** Extracted data entries **
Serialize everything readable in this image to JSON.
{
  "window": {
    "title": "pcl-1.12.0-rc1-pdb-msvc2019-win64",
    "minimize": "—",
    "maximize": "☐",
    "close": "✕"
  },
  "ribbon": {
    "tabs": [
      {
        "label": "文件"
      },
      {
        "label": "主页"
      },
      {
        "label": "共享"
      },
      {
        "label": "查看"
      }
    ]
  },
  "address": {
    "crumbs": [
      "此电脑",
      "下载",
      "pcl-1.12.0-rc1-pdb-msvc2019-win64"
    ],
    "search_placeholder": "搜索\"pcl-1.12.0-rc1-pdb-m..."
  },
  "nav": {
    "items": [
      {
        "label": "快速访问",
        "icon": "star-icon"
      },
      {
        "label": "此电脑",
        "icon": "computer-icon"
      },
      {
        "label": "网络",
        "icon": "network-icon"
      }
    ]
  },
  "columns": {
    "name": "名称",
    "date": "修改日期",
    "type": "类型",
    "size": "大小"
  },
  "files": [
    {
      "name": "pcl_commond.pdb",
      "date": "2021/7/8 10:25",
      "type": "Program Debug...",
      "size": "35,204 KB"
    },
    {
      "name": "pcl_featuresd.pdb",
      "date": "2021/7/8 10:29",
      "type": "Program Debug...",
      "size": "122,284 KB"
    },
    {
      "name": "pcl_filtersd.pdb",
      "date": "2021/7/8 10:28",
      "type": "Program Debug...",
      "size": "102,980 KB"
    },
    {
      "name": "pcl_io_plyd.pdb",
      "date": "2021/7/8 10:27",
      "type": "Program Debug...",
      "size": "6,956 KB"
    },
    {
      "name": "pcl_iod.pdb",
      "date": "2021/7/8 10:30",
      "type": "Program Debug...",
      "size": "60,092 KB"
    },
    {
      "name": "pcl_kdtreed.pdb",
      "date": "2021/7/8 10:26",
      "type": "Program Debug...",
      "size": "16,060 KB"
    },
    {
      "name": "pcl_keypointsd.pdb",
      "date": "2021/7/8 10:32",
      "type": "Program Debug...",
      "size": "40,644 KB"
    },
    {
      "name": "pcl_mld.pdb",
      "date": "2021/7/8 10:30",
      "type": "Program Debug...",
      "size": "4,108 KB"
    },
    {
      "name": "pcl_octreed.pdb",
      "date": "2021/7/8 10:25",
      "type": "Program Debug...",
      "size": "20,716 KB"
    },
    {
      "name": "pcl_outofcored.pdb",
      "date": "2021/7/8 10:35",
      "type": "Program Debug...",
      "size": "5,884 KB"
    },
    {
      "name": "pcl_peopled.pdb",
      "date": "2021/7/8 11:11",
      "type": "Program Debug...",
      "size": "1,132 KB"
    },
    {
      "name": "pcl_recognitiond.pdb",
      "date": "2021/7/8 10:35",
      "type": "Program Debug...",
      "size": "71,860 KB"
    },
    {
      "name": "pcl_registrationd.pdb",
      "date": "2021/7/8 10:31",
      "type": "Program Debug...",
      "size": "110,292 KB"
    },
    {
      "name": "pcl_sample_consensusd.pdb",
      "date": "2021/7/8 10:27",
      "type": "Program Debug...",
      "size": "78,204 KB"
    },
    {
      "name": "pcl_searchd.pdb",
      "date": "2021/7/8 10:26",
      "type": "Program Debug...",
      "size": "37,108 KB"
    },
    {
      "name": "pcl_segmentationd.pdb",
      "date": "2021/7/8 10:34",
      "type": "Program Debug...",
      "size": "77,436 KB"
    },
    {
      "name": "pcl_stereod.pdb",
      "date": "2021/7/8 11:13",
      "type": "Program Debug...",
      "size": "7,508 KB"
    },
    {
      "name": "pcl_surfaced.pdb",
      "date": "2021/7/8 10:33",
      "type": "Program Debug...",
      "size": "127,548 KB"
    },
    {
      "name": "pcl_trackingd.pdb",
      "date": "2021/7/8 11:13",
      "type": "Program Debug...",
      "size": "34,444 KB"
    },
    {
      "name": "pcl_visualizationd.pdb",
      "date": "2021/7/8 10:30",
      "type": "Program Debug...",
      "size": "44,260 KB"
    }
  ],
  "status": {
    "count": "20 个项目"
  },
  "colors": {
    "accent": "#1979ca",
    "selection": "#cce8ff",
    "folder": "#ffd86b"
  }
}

** WORK TO BE COMPLETED **
Within the listing above, work out how many lines contain the string "label", and reply with that number only.

** CORRECT RESPONSE **
7